To be done:
Each record below should appear again exactly as written.

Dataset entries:
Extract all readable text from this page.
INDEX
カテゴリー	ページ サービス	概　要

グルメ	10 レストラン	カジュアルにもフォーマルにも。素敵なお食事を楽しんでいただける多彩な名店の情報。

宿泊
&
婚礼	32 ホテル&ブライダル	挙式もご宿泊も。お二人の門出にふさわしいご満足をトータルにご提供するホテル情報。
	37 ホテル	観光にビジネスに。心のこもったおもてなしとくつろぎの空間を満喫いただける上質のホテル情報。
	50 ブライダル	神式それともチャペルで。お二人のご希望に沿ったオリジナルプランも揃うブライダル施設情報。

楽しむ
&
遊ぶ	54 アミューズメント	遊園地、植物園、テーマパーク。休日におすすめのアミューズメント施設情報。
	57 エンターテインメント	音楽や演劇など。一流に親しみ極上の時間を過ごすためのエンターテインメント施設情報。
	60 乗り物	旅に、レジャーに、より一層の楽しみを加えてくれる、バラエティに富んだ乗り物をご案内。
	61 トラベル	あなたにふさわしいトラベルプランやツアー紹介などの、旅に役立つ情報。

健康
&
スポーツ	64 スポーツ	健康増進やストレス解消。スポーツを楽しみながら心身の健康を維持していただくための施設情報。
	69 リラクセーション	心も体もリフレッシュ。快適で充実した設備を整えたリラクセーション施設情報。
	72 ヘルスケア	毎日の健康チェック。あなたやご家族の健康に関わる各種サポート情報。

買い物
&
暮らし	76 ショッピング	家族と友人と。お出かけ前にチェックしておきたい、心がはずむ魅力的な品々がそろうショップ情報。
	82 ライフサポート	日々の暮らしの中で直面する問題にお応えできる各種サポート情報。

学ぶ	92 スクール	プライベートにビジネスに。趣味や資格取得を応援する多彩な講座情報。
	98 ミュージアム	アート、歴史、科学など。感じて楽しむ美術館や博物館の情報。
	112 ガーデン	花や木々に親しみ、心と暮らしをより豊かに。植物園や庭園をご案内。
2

Exercise output:
Extract all readable text from this page.
INDEX
カテゴリー	ページ サービス	概　要

グルメ	10 レストラン	カジュアルにもフォーマルにも。素敵なお食事を楽しんでいただける多彩な名店の情報。

宿泊
&
婚礼	32 ホテル&ブライダル	挙式もご宿泊も。お二人の門出にふさわしいご満足をトータルにご提供するホテル情報。
	37 ホテル	観光にビジネスに。心のこもったおもてなしとくつろぎの空間を満喫いただける上質のホテル情報。
	50 ブライダル	神式それともチャペルで。お二人のご希望に沿ったオリジナルプランも揃うブライダル施設情報。

楽しむ
&
遊ぶ	54 アミューズメント	遊園地、植物園、テーマパーク。休日におすすめのアミューズメント施設情報。
	57 エンターテインメント	音楽や演劇など。一流に親しみ極上の時間を過ごすためのエンターテインメント施設情報。
	60 乗り物	旅に、レジャーに、より一層の楽しみを加えてくれる、バラエティに富んだ乗り物をご案内。
	61 トラベル	あなたにふさわしいトラベルプランやツアー紹介などの、旅に役立つ情報。

健康
&
スポーツ	64 スポーツ	健康増進やストレス解消。スポーツを楽しみながら心身の健康を維持していただくための施設情報。
	69 リラクセーション	心も体もリフレッシュ。快適で充実した設備を整えたリラクセーション施設情報。
	72 ヘルスケア	毎日の健康チェック。あなたやご家族の健康に関わる各種サポート情報。

買い物
&
暮らし	76 ショッピング	家族と友人と。お出かけ前にチェックしておきたい、心がはずむ魅力的な品々がそろうショップ情報。
	82 ライフサポート	日々の暮らしの中で直面する問題にお応えできる各種サポート情報。

学ぶ	92 スクール	プライベートにビジネスに。趣味や資格取得を応援する多彩な講座情報。
	98 ミュージアム	アート、歴史、科学など。感じて楽しむ美術館や博物館の情報。
	112 ガーデン	花や木々に親しみ、心と暮らしをより豊かに。植物園や庭園をご案内。
2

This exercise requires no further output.